======== Data ========

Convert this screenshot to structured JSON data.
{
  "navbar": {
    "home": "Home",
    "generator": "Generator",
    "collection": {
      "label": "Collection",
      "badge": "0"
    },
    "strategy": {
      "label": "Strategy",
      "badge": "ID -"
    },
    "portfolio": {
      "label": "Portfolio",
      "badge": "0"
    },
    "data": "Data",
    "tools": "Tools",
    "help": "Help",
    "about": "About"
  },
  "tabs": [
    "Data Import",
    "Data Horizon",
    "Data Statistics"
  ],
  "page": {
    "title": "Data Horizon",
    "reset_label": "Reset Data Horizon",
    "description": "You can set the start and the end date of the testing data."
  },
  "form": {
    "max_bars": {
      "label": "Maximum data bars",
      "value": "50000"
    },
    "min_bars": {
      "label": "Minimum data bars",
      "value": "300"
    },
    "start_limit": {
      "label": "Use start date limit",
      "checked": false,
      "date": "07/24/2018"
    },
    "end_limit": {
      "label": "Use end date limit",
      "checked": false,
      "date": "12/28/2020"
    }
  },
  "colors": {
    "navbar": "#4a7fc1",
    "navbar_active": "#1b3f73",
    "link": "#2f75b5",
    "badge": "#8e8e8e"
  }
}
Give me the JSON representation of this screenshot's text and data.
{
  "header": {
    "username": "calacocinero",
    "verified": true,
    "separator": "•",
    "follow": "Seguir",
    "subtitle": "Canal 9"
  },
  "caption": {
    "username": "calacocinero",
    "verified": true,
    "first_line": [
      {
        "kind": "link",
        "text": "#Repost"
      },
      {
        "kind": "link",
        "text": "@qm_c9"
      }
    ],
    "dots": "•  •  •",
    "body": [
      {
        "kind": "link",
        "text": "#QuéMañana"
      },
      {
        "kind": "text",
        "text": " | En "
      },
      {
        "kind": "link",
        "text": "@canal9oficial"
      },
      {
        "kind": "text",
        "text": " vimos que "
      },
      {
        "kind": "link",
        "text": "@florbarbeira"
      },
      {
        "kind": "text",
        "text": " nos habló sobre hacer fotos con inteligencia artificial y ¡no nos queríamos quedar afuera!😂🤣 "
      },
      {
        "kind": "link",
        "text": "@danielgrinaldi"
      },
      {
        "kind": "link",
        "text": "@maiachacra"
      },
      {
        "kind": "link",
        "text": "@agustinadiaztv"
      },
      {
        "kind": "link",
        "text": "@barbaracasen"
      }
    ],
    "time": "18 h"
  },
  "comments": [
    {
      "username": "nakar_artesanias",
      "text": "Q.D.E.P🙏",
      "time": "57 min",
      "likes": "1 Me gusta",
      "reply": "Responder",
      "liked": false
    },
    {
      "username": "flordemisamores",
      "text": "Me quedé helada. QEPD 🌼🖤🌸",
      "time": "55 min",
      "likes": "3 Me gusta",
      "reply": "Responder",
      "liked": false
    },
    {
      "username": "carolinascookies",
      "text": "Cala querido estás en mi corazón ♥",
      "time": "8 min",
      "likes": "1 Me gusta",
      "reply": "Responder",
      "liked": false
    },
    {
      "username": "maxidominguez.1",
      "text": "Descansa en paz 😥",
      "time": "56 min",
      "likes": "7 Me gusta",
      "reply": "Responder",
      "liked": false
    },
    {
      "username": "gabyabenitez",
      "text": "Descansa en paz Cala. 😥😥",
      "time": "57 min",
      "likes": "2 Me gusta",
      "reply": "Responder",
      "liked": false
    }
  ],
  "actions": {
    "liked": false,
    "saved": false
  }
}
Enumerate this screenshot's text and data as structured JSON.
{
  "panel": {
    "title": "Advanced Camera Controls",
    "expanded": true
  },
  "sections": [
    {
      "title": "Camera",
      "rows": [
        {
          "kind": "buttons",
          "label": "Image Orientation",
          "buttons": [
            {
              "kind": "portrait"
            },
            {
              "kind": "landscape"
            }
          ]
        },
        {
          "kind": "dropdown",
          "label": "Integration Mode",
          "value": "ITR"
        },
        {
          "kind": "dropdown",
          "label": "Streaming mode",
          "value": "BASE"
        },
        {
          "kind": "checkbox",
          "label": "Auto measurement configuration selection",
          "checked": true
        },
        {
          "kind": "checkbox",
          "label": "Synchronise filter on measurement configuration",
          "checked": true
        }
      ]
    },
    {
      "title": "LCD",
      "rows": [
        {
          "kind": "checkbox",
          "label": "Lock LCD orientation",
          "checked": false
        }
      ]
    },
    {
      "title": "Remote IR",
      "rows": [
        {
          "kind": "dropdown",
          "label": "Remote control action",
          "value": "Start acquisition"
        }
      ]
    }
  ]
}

========

[What the task asks]
Make an exact copy of the listing, including every line.

[Output of the exercise]
Convert this screenshot to structured JSON data.
{
  "navbar": {
    "home": "Home",
    "generator": "Generator",
    "collection": {
      "label": "Collection",
      "badge": "0"
    },
    "strategy": {
      "label": "Strategy",
      "badge": "ID -"
    },
    "portfolio": {
      "label": "Portfolio",
      "badge": "0"
    },
    "data": "Data",
    "tools": "Tools",
    "help": "Help",
    "about": "About"
  },
  "tabs": [
    "Data Import",
    "Data Horizon",
    "Data Statistics"
  ],
  "page": {
    "title": "Data Horizon",
    "reset_label": "Reset Data Horizon",
    "description": "You can set the start and the end date of the testing data."
  },
  "form": {
    "max_bars": {
      "label": "Maximum data bars",
      "value": "50000"
    },
    "min_bars": {
      "label": "Minimum data bars",
      "value": "300"
    },
    "start_limit": {
      "label": "Use start date limit",
      "checked": false,
      "date": "07/24/2018"
    },
    "end_limit": {
      "label": "Use end date limit",
      "checked": false,
      "date": "12/28/2020"
    }
  },
  "colors": {
    "navbar": "#4a7fc1",
    "navbar_active": "#1b3f73",
    "link": "#2f75b5",
    "badge": "#8e8e8e"
  }
}
Give me the JSON representation of this screenshot's text and data.
{
  "header": {
    "username": "calacocinero",
    "verified": true,
    "separator": "•",
    "follow": "Seguir",
    "subtitle": "Canal 9"
  },
  "caption": {
    "username": "calacocinero",
    "verified": true,
    "first_line": [
      {
        "kind": "link",
        "text": "#Repost"
      },
      {
        "kind": "link",
        "text": "@qm_c9"
      }
    ],
    "dots": "•  •  •",
    "body": [
      {
        "kind": "link",
        "text": "#QuéMañana"
      },
      {
        "kind": "text",
        "text": " | En "
      },
      {
        "kind": "link",
        "text": "@canal9oficial"
      },
      {
        "kind": "text",
        "text": " vimos que "
      },
      {
        "kind": "link",
        "text": "@florbarbeira"
      },
      {
        "kind": "text",
        "text": " nos habló sobre hacer fotos con inteligencia artificial y ¡no nos queríamos quedar afuera!😂🤣 "
      },
      {
        "kind": "link",
        "text": "@danielgrinaldi"
      },
      {
        "kind": "link",
        "text": "@maiachacra"
      },
      {
        "kind": "link",
        "text": "@agustinadiaztv"
      },
      {
        "kind": "link",
        "text": "@barbaracasen"
      }
    ],
    "time": "18 h"
  },
  "comments": [
    {
      "username": "nakar_artesanias",
      "text": "Q.D.E.P🙏",
      "time": "57 min",
      "likes": "1 Me gusta",
      "reply": "Responder",
      "liked": false
    },
    {
      "username": "flordemisamores",
      "text": "Me quedé helada. QEPD 🌼🖤🌸",
      "time": "55 min",
      "likes": "3 Me gusta",
      "reply": "Responder",
      "liked": false
    },
    {
      "username": "carolinascookies",
      "text": "Cala querido estás en mi corazón ♥",
      "time": "8 min",
      "likes": "1 Me gusta",
      "reply": "Responder",
      "liked": false
    },
    {
      "username": "maxidominguez.1",
      "text": "Descansa en paz 😥",
      "time": "56 min",
      "likes": "7 Me gusta",
      "reply": "Responder",
      "liked": false
    },
    {
      "username": "gabyabenitez",
      "text": "Descansa en paz Cala. 😥😥",
      "time": "57 min",
      "likes": "2 Me gusta",
      "reply": "Responder",
      "liked": false
    }
  ],
  "actions": {
    "liked": false,
    "saved": false
  }
}
Enumerate this screenshot's text and data as structured JSON.
{
  "panel": {
    "title": "Advanced Camera Controls",
    "expanded": true
  },
  "sections": [
    {
      "title": "Camera",
      "rows": [
        {
          "kind": "buttons",
          "label": "Image Orientation",
          "buttons": [
            {
              "kind": "portrait"
            },
            {
              "kind": "landscape"
            }
          ]
        },
        {
          "kind": "dropdown",
          "label": "Integration Mode",
          "value": "ITR"
        },
        {
          "kind": "dropdown",
          "label": "Streaming mode",
          "value": "BASE"
        },
        {
          "kind": "checkbox",
          "label": "Auto measurement configuration selection",
          "checked": true
        },
        {
          "kind": "checkbox",
          "label": "Synchronise filter on measurement configuration",
          "checked": true
        }
      ]
    },
    {
      "title": "LCD",
      "rows": [
        {
          "kind": "checkbox",
          "label": "Lock LCD orientation",
          "checked": false
        }
      ]
    },
    {
      "title": "Remote IR",
      "rows": [
        {
          "kind": "dropdown",
          "label": "Remote control action",
          "value": "Start acquisition"
        }
      ]
    }
  ]
}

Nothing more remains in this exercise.